• [Task prompt] Set down the full listing exactly as given. Any pictures are to be left out.

• [Data for this exercise]

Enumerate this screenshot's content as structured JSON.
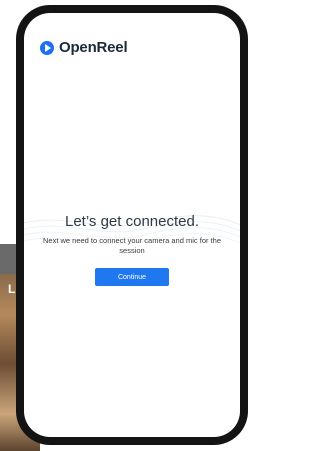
{
  "background": {
    "label": "Li"
  },
  "app": {
    "brand": "OpenReel",
    "logo_icon": "play-circle-icon"
  },
  "main": {
    "headline": "Let’s get connected.",
    "subtext": "Next we need to connect your camera and mic for the session",
    "continue_label": "Continue"
  },
  "colors": {
    "accent": "#1f78f0",
    "frame": "#141414"
  }
}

• [Task solution]
Enumerate this screenshot's content as structured JSON.
{
  "background": {
    "label": "Li"
  },
  "app": {
    "brand": "OpenReel",
    "logo_icon": "play-circle-icon"
  },
  "main": {
    "headline": "Let’s get connected.",
    "subtext": "Next we need to connect your camera and mic for the session",
    "continue_label": "Continue"
  },
  "colors": {
    "accent": "#1f78f0",
    "frame": "#141414"
  }
}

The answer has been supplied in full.